Records supplied
-*-*-
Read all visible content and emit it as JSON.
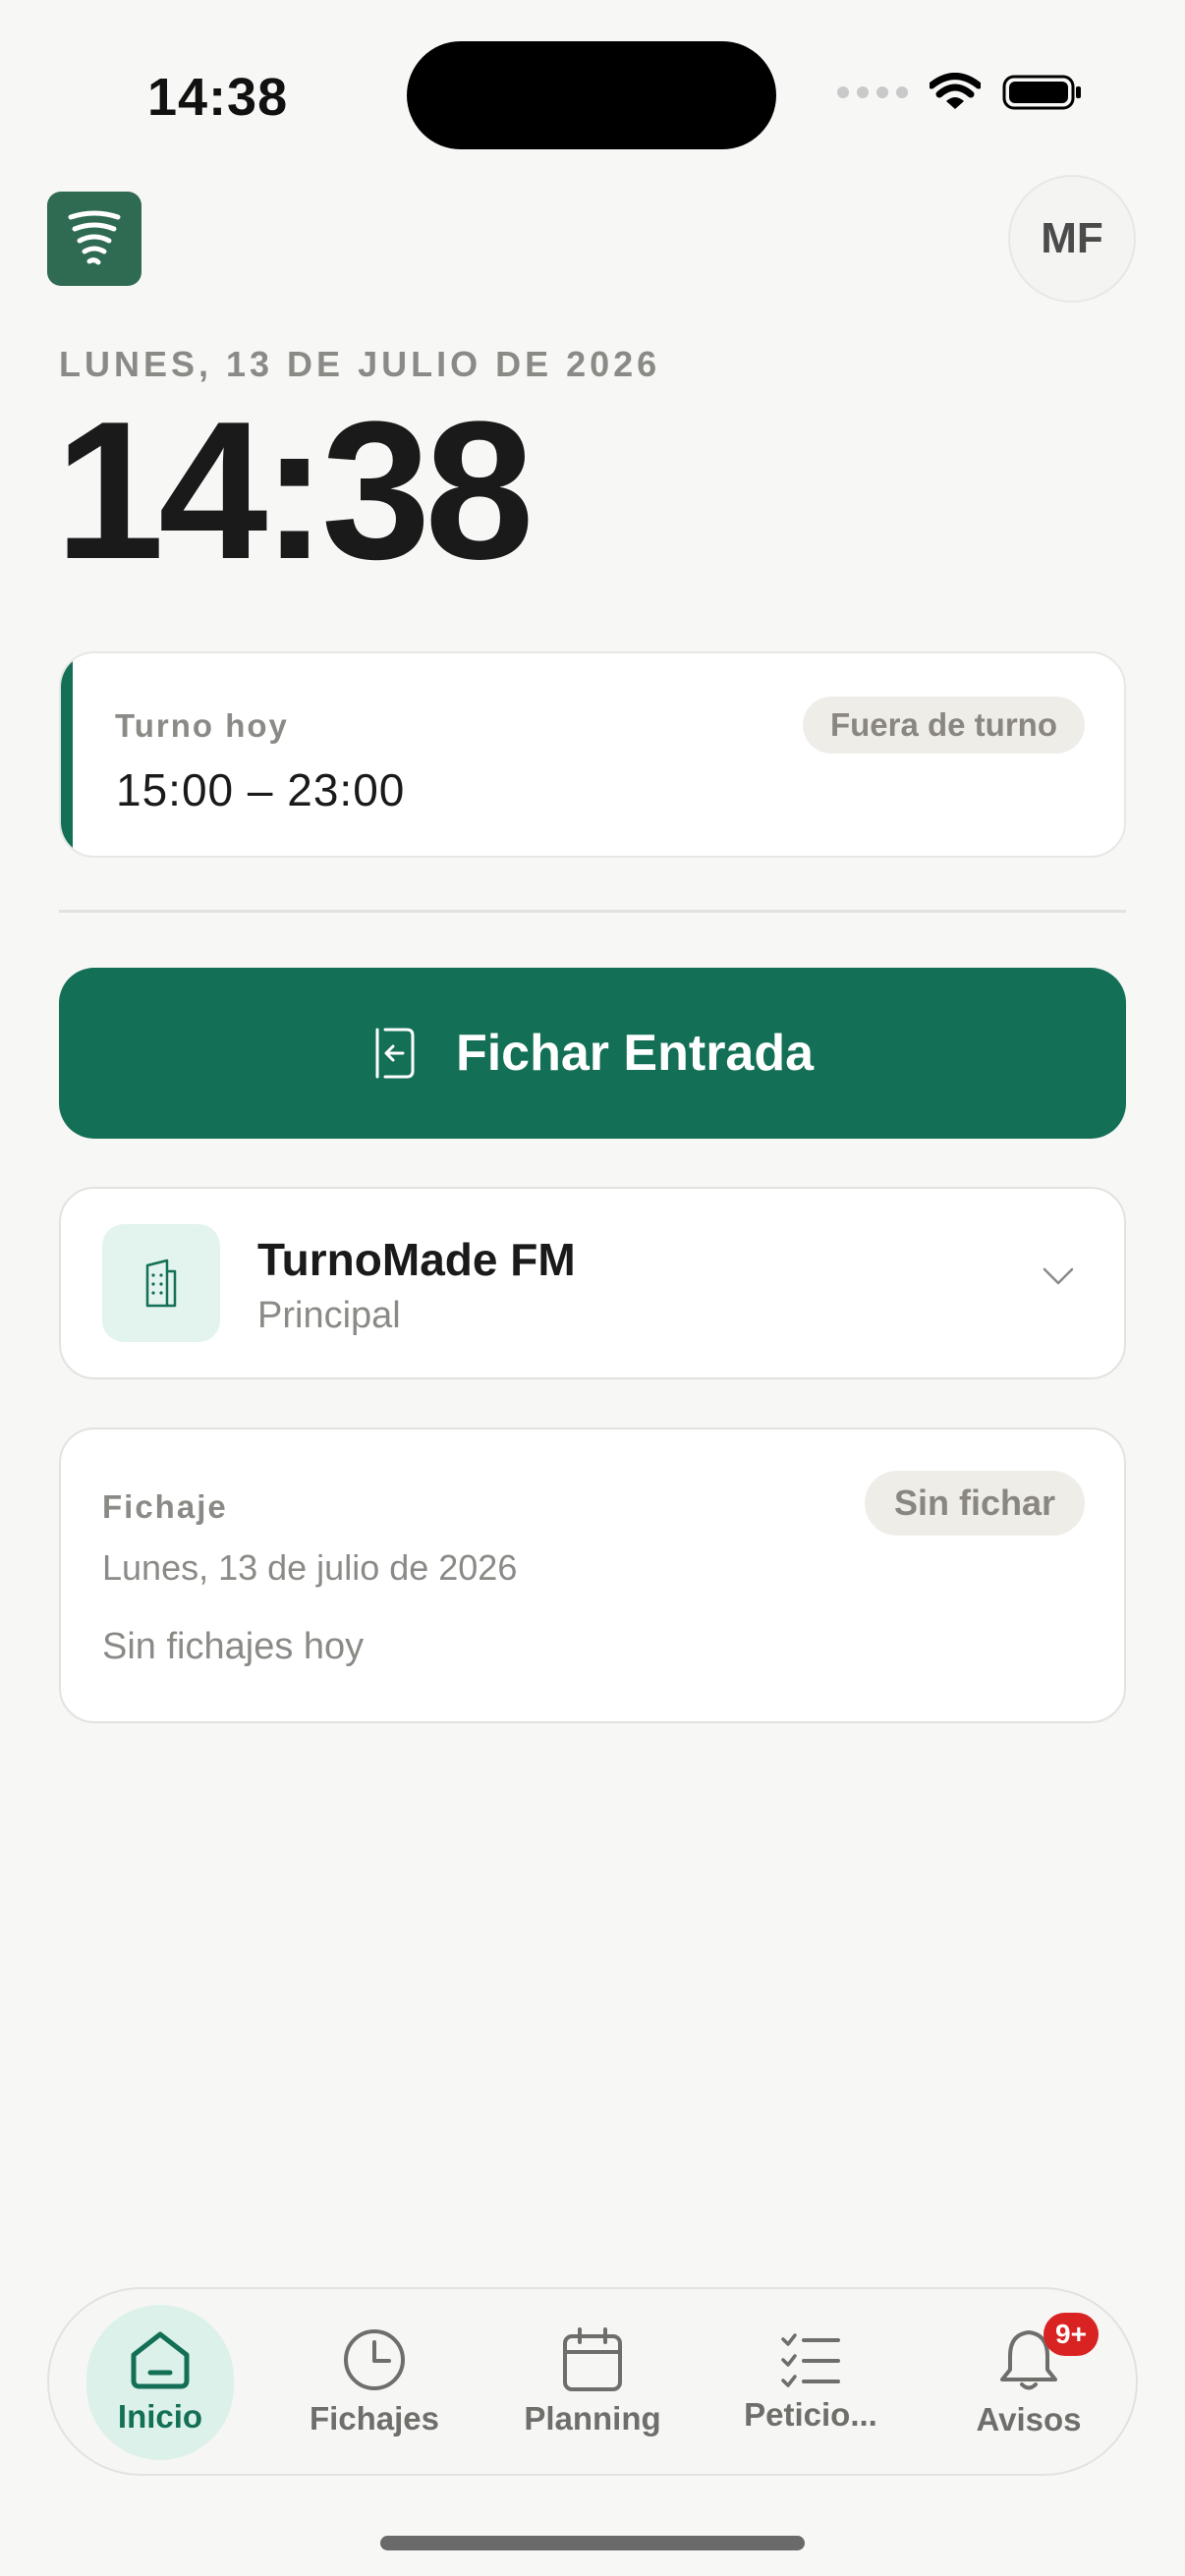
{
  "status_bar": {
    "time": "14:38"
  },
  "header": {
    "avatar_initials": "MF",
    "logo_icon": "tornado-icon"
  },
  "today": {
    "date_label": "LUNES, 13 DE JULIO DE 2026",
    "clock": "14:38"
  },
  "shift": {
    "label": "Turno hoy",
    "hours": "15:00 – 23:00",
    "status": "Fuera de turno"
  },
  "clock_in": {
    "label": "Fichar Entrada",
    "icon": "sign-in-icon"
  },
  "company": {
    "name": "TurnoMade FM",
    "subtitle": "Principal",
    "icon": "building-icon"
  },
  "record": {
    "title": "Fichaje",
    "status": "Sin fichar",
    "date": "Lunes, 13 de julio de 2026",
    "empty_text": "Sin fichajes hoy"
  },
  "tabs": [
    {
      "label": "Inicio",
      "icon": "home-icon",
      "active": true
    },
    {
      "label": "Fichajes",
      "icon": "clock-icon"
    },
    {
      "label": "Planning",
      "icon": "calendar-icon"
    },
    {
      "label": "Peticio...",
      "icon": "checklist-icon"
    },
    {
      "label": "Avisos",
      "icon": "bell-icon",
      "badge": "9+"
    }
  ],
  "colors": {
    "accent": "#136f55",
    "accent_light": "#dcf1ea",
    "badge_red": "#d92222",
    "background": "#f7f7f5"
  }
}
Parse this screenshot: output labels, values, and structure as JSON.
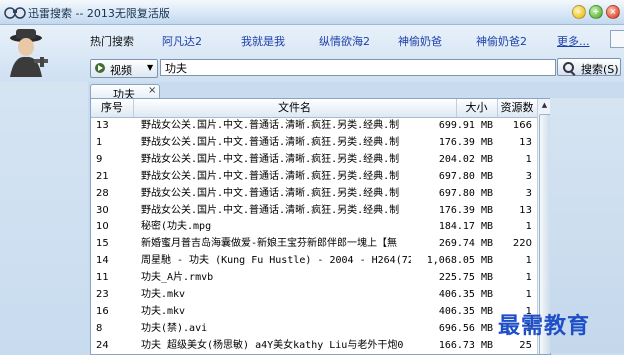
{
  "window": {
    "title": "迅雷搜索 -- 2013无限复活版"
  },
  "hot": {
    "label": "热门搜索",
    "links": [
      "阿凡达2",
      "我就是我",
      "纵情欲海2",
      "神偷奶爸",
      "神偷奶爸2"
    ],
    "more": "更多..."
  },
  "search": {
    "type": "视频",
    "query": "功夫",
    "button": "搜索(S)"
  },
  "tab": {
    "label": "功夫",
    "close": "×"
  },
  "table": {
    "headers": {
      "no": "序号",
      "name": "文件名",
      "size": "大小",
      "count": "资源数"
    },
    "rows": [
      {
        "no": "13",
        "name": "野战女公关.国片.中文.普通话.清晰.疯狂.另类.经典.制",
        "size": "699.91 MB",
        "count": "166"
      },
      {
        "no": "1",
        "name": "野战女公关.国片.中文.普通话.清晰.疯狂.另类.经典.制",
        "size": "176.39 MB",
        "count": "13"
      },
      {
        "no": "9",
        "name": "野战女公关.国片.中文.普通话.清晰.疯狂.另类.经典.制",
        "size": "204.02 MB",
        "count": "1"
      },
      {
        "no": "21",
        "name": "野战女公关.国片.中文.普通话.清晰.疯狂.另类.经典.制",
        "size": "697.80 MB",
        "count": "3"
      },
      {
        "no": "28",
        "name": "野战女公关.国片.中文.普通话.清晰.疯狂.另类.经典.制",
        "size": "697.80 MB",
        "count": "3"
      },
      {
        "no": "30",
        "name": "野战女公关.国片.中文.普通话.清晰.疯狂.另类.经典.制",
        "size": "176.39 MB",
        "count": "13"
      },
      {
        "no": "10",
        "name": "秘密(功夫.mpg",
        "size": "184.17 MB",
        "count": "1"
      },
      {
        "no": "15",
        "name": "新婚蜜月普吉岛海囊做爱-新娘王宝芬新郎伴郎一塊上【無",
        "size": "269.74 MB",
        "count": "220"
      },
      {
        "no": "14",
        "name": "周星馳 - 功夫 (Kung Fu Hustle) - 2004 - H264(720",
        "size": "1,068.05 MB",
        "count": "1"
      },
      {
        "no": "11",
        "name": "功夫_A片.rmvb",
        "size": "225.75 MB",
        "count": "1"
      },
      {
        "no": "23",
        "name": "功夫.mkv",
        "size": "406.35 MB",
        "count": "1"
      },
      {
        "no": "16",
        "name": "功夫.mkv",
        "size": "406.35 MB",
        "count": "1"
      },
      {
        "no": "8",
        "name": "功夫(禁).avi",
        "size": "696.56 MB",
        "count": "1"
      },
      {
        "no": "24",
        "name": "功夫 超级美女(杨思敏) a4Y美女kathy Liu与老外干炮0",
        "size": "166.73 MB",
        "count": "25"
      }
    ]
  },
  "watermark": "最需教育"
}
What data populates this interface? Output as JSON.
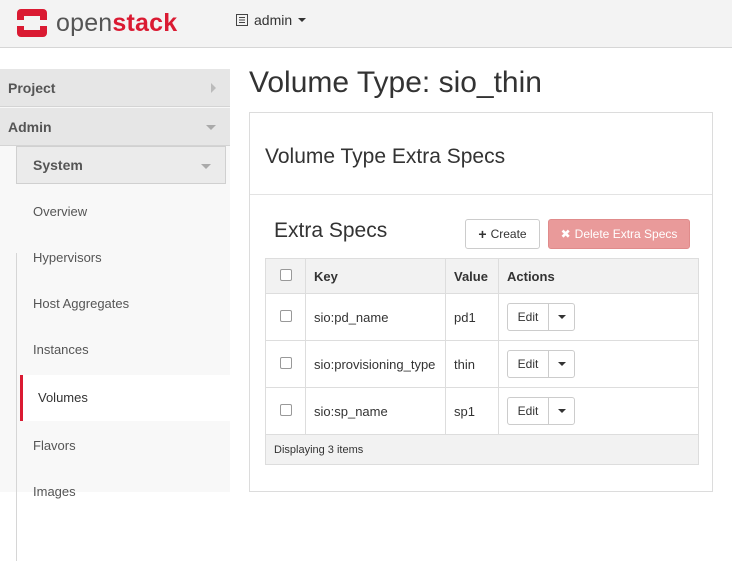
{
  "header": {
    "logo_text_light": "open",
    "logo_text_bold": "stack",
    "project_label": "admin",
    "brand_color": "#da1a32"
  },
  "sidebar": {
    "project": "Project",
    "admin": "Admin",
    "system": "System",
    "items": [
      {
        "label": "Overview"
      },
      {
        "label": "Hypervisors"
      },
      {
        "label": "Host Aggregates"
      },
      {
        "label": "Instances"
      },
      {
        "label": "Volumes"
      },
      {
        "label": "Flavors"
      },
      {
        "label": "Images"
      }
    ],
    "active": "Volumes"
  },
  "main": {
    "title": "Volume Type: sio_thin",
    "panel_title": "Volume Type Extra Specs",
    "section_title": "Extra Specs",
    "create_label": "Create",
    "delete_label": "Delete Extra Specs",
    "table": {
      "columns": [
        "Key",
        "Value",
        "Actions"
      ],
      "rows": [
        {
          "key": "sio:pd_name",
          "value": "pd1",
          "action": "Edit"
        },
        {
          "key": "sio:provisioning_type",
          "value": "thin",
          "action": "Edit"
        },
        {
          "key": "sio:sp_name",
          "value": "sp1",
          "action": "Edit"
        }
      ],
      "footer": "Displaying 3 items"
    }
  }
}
-*-*-
Sift the material for lines with the string "icon". Copy each one found.

    "logo_icon": "tornado-icon"
    "icon": "sign-in-icon"
    "icon": "building-icon"
      "icon": "home-icon",
      "icon": "clock-icon"
      "icon": "calendar-icon"
      "icon": "checklist-icon"
      "icon": "bell-icon",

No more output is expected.